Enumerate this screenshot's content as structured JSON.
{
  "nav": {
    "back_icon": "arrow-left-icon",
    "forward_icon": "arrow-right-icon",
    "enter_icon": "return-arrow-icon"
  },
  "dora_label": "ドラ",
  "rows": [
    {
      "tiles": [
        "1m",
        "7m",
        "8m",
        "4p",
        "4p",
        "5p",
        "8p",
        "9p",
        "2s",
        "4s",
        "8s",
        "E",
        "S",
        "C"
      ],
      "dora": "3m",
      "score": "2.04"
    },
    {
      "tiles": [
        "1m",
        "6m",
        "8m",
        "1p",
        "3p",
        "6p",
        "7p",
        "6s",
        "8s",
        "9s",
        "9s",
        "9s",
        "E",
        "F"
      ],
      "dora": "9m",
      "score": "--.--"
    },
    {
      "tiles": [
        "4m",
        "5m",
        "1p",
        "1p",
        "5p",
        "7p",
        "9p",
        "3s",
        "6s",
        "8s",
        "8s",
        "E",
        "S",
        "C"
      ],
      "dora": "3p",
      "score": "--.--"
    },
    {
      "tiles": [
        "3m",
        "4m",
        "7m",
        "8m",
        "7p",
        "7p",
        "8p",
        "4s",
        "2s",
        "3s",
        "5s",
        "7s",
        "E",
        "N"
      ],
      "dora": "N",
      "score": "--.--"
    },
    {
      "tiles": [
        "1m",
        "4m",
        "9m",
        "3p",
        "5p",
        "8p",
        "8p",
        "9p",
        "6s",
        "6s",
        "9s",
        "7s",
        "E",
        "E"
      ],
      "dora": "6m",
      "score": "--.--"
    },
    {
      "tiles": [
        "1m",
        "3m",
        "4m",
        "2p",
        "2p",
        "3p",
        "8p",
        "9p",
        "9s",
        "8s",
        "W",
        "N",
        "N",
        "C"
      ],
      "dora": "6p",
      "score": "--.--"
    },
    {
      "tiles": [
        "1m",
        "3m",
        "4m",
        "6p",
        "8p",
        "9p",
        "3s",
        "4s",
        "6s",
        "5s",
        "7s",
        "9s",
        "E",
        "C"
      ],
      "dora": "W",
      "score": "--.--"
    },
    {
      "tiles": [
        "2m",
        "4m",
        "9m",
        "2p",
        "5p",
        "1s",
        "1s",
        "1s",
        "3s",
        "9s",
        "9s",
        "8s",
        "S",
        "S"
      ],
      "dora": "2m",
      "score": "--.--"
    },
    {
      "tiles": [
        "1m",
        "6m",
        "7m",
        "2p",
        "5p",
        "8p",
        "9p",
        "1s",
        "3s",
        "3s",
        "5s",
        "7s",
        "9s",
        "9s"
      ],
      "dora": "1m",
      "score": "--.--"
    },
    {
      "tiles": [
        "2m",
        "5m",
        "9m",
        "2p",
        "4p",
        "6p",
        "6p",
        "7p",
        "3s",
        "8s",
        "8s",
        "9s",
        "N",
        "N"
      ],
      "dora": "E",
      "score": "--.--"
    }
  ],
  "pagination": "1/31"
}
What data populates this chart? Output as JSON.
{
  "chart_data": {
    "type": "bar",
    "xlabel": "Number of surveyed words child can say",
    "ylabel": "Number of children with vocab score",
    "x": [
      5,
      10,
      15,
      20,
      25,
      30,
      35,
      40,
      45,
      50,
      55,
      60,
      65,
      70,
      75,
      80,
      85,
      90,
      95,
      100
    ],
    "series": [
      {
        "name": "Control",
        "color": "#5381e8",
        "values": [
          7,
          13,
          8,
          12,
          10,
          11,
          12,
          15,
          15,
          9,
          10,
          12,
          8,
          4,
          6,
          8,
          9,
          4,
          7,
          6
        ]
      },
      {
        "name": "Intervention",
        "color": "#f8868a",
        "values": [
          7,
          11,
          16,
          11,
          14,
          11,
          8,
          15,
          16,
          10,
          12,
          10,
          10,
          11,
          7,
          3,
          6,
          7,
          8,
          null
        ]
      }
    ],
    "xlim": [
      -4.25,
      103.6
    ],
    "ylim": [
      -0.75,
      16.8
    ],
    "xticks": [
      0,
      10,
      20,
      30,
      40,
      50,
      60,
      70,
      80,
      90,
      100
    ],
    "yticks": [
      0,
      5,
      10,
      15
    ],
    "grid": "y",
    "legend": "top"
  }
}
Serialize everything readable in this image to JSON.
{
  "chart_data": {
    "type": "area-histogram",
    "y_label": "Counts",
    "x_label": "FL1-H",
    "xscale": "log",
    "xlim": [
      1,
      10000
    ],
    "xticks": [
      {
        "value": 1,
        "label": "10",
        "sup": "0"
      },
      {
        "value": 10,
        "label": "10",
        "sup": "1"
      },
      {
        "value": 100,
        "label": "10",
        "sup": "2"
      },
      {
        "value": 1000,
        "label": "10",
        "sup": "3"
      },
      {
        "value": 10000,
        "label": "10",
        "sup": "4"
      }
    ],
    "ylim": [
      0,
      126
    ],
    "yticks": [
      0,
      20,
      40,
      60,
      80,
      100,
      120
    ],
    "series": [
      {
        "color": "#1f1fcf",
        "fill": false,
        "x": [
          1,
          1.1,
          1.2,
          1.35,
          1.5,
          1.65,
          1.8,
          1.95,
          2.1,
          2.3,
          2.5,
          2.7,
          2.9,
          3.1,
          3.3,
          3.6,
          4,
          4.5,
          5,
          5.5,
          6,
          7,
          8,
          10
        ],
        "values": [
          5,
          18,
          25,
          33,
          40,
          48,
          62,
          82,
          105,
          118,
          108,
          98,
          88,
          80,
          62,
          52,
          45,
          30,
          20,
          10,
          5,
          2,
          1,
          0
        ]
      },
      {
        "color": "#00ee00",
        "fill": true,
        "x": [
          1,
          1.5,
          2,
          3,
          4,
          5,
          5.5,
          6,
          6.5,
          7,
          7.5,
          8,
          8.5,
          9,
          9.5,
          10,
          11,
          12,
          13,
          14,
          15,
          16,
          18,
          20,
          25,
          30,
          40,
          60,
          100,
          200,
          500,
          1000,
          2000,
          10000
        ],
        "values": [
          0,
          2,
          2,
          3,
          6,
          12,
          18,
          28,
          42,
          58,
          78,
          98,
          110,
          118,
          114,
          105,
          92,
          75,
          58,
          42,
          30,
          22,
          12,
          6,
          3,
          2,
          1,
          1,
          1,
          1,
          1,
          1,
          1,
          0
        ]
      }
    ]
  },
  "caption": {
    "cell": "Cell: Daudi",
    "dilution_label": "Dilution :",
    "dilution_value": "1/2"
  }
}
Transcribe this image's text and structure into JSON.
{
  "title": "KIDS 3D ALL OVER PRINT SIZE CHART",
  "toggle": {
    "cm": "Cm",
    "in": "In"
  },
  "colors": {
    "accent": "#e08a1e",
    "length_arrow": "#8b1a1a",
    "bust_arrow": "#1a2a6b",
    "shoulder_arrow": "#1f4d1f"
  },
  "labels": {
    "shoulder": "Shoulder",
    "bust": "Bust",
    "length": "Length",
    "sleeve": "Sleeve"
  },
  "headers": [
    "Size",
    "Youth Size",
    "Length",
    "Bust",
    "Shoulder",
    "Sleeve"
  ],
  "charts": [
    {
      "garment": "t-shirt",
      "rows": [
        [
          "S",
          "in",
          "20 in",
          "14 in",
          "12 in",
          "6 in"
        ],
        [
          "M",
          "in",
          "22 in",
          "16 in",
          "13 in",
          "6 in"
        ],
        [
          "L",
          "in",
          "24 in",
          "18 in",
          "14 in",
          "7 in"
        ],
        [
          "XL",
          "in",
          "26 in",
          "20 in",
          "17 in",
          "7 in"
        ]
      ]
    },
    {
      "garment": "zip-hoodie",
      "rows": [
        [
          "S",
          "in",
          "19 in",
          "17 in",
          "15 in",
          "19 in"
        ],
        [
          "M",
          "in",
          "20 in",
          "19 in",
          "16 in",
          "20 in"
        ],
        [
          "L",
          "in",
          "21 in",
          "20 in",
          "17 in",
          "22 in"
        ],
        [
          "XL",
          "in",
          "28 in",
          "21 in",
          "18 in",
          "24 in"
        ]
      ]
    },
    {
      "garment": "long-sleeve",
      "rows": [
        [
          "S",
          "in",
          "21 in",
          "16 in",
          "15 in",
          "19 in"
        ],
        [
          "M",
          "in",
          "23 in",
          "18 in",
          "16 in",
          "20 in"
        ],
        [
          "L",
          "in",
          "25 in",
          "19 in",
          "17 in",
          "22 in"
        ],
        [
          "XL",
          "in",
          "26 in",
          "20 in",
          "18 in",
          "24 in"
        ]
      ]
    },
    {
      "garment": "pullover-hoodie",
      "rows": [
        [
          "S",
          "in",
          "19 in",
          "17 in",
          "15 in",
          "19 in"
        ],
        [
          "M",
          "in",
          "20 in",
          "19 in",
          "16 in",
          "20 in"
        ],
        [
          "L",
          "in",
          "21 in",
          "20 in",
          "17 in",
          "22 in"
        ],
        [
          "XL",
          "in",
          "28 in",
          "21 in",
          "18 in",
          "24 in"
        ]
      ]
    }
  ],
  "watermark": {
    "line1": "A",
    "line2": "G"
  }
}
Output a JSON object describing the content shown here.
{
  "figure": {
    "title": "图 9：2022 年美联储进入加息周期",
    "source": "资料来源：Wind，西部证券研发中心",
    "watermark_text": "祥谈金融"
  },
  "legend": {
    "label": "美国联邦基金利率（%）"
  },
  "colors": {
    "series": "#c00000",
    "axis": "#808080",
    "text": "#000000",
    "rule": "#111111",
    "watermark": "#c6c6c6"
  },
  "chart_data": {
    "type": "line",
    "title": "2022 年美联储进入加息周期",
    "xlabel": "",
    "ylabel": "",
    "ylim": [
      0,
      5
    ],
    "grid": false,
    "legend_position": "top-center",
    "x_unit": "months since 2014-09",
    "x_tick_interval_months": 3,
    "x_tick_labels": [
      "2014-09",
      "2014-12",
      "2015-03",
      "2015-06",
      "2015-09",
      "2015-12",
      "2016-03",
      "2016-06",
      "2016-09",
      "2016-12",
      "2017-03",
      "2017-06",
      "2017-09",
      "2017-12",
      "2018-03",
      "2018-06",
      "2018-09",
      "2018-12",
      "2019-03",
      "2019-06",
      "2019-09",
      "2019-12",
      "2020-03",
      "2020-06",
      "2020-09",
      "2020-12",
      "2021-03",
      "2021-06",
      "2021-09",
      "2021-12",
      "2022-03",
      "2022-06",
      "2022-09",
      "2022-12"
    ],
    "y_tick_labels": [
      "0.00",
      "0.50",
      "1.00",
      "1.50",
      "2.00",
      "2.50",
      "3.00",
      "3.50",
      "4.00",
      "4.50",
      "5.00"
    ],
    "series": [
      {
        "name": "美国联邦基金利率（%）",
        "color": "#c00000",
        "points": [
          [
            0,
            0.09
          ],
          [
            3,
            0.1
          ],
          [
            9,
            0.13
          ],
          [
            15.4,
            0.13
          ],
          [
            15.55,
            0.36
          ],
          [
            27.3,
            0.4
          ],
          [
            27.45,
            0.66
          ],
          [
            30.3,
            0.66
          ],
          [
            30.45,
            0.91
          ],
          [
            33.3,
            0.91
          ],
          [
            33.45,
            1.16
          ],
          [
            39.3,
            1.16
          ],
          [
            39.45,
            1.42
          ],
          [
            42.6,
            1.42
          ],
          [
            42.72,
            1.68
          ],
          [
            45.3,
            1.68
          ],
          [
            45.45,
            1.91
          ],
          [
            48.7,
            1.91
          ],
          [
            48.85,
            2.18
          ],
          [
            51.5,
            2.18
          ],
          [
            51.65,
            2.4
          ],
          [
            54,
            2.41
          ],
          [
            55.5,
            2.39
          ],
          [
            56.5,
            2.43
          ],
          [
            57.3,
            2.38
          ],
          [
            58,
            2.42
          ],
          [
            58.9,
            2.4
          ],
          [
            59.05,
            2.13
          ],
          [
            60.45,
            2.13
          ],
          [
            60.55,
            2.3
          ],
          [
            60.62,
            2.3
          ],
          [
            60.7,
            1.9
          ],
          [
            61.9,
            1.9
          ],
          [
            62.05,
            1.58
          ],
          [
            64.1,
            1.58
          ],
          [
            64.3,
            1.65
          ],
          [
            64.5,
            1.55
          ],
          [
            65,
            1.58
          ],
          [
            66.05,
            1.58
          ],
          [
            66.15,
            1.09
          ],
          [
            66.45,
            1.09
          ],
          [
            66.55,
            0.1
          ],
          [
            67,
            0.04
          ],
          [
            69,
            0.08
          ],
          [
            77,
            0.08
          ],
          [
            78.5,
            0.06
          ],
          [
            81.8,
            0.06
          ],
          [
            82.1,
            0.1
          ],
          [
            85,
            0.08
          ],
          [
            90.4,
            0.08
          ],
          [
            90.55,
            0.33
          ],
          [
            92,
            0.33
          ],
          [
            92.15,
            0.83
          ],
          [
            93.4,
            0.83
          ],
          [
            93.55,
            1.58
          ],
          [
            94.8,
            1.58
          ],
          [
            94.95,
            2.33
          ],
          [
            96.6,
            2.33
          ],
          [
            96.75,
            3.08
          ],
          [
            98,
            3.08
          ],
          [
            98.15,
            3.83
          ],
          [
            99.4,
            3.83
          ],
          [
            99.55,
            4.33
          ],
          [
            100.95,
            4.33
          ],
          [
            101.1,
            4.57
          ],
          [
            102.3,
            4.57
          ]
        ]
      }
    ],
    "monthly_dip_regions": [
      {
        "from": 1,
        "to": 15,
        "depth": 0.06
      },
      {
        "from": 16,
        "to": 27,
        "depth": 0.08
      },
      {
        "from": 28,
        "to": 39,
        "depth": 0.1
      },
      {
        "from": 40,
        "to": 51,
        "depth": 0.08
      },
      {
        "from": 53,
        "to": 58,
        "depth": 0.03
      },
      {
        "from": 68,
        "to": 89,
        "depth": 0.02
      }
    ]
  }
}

-- -- --

= DIRECTION =
The answer is the number of lines in the preceding material that hold "this"; write that number and nothing else.

= TASK RESULT =
4